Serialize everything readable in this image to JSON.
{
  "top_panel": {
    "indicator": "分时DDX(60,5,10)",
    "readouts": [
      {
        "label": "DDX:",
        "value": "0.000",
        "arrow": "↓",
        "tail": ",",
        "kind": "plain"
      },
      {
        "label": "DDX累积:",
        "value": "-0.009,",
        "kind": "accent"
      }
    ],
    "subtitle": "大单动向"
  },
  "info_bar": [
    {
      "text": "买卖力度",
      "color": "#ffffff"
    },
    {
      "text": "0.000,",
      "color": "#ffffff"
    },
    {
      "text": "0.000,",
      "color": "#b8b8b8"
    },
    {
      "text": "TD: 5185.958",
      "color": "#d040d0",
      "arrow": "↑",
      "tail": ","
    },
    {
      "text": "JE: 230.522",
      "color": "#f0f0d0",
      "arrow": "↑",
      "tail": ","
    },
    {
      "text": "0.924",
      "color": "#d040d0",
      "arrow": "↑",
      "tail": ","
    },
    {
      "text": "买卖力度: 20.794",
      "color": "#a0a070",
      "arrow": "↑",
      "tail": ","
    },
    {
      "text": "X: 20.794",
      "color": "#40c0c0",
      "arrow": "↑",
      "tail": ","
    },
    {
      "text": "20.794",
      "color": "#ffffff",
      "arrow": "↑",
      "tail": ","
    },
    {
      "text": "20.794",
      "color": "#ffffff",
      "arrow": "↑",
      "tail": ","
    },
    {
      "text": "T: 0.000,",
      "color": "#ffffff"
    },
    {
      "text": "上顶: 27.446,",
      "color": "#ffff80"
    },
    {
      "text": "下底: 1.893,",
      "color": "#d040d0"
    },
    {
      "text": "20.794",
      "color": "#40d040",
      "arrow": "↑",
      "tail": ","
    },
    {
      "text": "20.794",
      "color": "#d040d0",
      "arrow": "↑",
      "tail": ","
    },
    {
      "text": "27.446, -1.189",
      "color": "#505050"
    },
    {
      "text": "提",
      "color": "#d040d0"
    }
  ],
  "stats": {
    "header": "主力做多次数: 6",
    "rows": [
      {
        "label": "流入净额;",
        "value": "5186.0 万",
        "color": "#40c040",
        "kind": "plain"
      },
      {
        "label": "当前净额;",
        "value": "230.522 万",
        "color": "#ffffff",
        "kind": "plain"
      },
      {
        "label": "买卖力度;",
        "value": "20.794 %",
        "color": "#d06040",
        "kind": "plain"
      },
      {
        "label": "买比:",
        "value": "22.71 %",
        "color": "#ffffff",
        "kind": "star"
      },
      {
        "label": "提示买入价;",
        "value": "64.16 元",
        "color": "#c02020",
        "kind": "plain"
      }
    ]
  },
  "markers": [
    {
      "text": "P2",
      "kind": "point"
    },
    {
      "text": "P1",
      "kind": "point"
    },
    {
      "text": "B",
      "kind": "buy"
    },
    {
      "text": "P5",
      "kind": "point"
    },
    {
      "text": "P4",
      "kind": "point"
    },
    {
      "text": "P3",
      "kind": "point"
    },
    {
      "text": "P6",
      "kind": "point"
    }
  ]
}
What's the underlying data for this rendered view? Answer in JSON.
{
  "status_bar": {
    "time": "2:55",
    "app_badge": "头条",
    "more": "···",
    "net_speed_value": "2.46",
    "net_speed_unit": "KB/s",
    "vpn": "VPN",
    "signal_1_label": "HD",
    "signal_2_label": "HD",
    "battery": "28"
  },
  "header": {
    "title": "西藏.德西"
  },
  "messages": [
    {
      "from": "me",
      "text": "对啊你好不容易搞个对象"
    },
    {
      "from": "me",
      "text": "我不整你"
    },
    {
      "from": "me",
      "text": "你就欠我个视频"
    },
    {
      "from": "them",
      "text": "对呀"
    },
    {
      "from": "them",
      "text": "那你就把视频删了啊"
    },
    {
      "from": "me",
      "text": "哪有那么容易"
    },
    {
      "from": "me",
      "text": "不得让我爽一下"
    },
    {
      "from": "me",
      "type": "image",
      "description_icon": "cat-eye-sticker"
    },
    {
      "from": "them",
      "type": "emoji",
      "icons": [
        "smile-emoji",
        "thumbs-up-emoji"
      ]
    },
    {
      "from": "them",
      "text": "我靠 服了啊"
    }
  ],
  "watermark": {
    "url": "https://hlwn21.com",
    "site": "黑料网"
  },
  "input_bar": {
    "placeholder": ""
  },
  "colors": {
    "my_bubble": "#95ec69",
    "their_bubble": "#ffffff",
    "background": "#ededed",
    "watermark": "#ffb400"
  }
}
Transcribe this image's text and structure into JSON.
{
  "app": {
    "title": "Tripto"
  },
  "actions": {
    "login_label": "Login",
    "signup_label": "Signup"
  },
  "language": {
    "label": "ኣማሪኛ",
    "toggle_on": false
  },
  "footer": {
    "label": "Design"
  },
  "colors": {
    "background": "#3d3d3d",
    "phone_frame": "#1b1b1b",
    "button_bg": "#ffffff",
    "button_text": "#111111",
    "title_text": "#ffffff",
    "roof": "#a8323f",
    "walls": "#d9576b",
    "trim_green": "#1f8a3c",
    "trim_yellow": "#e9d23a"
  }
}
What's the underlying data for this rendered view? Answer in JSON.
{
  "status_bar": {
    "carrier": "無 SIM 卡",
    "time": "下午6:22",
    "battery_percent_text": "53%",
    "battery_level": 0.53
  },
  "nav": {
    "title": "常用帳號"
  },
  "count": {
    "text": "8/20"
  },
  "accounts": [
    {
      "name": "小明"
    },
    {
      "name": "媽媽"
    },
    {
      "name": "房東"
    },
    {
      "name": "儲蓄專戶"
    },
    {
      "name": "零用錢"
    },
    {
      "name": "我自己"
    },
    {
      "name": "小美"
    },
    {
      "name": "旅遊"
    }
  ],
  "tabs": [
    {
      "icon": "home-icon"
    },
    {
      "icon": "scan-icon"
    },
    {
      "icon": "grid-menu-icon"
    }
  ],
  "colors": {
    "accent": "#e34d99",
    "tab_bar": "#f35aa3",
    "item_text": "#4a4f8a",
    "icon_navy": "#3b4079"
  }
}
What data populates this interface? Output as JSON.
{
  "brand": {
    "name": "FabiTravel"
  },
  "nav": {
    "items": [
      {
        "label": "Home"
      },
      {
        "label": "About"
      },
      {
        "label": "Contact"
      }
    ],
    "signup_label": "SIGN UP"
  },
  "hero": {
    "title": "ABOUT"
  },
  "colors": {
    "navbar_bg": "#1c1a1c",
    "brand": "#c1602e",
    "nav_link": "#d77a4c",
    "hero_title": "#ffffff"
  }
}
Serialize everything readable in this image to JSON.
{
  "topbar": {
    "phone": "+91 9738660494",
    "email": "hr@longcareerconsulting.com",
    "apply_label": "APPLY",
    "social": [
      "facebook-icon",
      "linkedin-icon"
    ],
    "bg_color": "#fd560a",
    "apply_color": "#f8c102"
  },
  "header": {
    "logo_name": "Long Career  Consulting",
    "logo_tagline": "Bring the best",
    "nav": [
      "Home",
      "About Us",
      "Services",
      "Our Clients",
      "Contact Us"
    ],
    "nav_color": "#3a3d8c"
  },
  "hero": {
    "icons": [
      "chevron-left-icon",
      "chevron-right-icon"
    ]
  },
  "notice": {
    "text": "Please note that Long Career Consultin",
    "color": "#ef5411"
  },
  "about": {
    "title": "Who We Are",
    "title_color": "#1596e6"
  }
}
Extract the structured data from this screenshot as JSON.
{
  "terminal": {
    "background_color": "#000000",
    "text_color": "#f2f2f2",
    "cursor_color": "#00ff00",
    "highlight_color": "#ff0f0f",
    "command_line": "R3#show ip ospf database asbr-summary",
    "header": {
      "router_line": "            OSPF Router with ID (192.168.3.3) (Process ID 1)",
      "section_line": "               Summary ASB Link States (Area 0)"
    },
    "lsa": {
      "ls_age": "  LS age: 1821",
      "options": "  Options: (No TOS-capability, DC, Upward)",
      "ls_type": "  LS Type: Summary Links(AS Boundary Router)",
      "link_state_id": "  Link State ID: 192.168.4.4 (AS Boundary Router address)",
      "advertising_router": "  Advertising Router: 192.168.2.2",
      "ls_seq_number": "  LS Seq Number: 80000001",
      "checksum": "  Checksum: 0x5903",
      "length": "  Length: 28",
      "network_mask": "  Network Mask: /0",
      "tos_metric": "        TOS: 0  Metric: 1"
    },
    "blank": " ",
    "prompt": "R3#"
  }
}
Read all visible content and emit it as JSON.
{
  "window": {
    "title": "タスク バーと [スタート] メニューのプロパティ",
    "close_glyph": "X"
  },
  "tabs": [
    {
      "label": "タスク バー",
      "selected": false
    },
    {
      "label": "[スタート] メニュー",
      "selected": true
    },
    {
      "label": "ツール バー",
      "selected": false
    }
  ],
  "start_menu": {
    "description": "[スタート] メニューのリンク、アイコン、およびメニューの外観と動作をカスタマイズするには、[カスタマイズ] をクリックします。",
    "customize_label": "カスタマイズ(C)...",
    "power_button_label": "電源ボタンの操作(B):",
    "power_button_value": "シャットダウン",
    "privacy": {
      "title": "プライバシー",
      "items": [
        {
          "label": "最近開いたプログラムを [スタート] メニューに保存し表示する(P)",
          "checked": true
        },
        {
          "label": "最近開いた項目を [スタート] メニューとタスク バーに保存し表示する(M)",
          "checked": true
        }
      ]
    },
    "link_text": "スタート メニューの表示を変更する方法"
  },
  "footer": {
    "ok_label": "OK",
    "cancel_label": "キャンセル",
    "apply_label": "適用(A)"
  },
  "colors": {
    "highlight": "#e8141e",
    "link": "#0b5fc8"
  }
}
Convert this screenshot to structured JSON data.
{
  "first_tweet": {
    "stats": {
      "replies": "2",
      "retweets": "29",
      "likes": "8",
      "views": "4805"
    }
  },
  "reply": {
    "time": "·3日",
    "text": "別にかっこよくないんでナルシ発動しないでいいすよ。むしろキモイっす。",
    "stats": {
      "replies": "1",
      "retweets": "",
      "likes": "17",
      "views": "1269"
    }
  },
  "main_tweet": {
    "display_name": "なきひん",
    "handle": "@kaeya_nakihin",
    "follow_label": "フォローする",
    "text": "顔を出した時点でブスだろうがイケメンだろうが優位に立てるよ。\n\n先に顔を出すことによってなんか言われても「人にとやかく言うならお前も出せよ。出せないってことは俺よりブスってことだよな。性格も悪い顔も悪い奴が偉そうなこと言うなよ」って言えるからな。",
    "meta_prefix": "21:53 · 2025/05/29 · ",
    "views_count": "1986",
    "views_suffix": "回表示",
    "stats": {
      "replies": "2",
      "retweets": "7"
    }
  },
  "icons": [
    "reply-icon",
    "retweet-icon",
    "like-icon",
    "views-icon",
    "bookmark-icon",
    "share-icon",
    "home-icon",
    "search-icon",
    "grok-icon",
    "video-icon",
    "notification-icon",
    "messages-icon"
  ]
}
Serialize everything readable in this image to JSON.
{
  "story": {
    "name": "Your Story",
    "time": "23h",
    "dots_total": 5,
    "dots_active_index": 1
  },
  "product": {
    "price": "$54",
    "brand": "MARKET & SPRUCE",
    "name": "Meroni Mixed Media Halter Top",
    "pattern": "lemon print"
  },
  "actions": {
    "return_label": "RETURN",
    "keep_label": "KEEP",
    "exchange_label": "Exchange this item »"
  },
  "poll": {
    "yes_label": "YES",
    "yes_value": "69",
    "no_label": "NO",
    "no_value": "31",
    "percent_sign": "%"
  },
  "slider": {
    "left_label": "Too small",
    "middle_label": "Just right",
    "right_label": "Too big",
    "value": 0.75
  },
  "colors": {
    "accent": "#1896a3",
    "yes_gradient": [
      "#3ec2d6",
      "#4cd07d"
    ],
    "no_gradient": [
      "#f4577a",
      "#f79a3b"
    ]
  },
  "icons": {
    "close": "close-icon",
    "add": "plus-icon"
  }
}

Direction: Report only the count of lines that include the string "screenshot".

Answer to this problem: 2